§ INFORMATION GIVEN:
▽

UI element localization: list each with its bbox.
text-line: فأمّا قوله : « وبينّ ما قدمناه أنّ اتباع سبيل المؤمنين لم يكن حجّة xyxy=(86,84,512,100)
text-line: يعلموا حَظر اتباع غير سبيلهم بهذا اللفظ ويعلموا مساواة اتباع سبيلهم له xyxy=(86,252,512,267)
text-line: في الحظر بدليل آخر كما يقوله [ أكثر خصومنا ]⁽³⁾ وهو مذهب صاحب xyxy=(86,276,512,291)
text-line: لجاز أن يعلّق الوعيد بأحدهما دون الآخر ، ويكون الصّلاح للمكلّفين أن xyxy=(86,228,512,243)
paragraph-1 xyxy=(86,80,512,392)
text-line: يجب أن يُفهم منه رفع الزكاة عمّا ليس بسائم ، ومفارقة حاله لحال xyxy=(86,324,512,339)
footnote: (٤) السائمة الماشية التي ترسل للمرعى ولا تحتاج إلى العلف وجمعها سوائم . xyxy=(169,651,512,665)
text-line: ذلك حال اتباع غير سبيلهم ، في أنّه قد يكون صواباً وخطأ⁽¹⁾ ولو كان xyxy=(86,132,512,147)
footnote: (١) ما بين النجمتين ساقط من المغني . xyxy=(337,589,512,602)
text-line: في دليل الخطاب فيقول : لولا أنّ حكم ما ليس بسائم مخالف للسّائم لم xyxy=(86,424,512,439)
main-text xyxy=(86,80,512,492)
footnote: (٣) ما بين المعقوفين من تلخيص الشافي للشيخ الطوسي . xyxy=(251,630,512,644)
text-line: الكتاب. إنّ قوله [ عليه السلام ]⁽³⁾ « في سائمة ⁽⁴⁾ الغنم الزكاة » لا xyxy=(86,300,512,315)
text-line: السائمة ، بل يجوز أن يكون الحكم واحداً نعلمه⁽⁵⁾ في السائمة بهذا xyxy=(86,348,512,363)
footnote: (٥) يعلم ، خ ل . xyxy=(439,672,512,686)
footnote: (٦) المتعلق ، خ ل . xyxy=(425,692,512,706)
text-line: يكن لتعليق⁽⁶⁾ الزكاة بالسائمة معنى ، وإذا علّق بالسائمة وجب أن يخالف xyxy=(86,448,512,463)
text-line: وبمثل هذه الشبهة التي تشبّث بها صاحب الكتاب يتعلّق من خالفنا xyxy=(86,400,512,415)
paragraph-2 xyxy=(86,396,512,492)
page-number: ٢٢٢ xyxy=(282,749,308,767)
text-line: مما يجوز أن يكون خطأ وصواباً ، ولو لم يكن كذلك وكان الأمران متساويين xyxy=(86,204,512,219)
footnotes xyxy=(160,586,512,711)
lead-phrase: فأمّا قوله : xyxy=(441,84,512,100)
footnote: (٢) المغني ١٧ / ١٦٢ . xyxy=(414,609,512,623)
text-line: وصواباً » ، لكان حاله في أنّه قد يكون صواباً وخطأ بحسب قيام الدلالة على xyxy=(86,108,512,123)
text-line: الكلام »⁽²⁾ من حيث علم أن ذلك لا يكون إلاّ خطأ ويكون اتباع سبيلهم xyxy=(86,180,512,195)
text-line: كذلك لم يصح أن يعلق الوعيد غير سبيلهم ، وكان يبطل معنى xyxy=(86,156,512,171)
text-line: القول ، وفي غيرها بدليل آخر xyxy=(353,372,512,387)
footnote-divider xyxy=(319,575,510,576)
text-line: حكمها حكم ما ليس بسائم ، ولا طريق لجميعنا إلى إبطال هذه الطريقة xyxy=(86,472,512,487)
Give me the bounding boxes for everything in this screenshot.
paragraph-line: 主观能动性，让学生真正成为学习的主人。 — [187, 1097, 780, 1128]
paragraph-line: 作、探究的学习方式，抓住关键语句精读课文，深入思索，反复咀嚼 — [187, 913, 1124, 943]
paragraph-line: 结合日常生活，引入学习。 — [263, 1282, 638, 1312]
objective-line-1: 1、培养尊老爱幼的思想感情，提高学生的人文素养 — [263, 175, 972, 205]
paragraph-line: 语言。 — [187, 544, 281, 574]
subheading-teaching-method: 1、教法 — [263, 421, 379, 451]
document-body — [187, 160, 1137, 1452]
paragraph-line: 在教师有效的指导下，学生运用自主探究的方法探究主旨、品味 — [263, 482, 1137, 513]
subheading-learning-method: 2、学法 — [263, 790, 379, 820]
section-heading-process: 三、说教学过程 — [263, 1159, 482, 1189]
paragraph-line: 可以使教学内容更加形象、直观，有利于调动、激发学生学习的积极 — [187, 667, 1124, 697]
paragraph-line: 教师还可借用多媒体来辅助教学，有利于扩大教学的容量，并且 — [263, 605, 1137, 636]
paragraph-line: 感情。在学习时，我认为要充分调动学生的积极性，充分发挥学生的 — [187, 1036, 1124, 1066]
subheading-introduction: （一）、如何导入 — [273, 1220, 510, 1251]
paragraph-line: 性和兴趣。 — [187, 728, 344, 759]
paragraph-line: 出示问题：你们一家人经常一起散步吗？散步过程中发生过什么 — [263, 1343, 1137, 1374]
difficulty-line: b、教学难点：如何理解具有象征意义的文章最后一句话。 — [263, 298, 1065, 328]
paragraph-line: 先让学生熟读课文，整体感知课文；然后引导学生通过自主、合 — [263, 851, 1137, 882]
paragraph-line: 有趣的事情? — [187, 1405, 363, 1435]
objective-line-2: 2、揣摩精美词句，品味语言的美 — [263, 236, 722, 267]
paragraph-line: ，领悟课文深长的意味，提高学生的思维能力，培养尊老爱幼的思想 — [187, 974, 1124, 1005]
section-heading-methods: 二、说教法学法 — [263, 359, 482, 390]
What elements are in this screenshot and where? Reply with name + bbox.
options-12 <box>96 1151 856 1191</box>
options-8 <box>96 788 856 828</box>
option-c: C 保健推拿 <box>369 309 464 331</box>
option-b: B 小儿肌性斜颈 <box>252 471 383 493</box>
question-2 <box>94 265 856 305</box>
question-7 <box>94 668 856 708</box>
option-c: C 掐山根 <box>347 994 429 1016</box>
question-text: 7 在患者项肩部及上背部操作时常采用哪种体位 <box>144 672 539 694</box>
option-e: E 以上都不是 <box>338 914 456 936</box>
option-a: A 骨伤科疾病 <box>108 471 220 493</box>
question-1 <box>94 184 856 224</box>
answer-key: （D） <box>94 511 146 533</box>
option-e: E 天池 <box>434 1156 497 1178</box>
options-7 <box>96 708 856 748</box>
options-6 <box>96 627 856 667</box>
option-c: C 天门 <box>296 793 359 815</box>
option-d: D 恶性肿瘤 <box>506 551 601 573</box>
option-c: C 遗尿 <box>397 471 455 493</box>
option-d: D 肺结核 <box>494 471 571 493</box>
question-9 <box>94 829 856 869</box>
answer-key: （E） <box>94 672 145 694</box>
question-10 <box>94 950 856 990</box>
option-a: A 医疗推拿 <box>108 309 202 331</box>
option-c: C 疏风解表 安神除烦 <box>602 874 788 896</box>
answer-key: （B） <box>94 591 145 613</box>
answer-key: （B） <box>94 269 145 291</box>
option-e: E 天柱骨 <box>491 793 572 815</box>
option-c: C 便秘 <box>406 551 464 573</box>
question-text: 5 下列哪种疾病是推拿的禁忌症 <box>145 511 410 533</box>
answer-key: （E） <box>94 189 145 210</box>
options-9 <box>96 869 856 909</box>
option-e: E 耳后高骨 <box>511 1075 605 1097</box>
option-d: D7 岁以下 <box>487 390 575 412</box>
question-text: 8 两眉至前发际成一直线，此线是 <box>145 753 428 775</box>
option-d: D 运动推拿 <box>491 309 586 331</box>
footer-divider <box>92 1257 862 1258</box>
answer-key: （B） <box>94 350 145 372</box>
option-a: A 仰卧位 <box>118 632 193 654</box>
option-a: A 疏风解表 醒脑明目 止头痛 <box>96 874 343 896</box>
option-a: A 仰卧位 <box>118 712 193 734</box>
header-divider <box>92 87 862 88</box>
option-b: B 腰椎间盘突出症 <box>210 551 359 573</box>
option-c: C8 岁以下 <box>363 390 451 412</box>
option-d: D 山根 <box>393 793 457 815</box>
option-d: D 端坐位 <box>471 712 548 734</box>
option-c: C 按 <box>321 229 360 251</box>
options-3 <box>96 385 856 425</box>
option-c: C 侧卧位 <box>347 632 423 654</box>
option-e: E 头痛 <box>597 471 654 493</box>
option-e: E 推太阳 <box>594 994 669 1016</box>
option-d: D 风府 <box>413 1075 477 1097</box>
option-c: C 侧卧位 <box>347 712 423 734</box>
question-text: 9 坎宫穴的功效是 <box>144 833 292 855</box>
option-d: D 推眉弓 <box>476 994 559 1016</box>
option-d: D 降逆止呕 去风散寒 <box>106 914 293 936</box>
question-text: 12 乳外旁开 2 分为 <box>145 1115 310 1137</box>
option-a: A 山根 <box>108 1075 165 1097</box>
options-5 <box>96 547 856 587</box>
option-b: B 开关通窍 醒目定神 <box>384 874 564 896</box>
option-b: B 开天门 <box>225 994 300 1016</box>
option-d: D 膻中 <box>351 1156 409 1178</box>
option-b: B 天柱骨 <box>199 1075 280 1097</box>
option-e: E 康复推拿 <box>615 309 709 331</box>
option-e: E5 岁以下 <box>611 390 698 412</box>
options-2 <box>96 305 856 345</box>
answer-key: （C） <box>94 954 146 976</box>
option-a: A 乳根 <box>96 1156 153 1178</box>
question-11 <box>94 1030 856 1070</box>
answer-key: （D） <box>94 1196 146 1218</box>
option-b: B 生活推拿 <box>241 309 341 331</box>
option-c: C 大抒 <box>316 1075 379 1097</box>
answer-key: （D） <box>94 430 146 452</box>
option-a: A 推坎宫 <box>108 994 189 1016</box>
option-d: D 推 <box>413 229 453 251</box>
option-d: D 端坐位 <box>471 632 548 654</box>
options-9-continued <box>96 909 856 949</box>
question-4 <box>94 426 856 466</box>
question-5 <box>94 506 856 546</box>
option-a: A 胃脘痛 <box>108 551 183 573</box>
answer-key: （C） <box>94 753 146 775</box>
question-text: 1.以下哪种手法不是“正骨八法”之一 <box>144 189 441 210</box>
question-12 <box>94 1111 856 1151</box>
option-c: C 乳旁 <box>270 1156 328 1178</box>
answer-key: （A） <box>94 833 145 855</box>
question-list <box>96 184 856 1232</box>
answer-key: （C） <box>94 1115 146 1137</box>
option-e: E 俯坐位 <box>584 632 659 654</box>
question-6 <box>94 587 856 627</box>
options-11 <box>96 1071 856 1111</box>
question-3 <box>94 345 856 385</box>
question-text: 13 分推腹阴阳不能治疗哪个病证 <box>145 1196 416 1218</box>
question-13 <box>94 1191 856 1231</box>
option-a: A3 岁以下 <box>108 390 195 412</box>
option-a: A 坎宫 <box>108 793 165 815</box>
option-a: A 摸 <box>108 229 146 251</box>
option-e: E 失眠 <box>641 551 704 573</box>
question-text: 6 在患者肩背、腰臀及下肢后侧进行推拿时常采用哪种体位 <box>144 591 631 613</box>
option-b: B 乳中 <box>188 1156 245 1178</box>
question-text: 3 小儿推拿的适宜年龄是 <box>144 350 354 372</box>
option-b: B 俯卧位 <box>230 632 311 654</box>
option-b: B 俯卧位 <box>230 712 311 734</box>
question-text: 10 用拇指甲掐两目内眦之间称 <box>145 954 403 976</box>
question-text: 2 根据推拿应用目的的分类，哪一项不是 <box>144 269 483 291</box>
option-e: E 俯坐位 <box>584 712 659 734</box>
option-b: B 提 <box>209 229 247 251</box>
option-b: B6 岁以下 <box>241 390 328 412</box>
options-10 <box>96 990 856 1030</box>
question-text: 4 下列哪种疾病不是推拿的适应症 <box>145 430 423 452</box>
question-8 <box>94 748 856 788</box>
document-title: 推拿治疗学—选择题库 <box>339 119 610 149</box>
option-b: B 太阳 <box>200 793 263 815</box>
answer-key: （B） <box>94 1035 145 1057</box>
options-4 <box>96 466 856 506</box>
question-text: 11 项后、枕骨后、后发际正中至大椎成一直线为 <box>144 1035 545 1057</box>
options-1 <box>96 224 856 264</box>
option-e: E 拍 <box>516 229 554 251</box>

△

Rewrite the items from the first one through the line containing "text-line: في الحظر", inclusive, replacing "bbox" with "bounding box" and leaving everything else unchanged.

UI element localization: list each with its bounding box.
text-line: فأمّا قوله : « وبينّ ما قدمناه أنّ اتباع سبيل المؤمنين لم يكن حجّة xyxy=(86,84,512,100)
text-line: يعلموا حَظر اتباع غير سبيلهم بهذا اللفظ ويعلموا مساواة اتباع سبيلهم له xyxy=(86,252,512,267)
text-line: في الحظر بدليل آخر كما يقوله [ أكثر خصومنا ]⁽³⁾ وهو مذهب صاحب xyxy=(86,276,512,291)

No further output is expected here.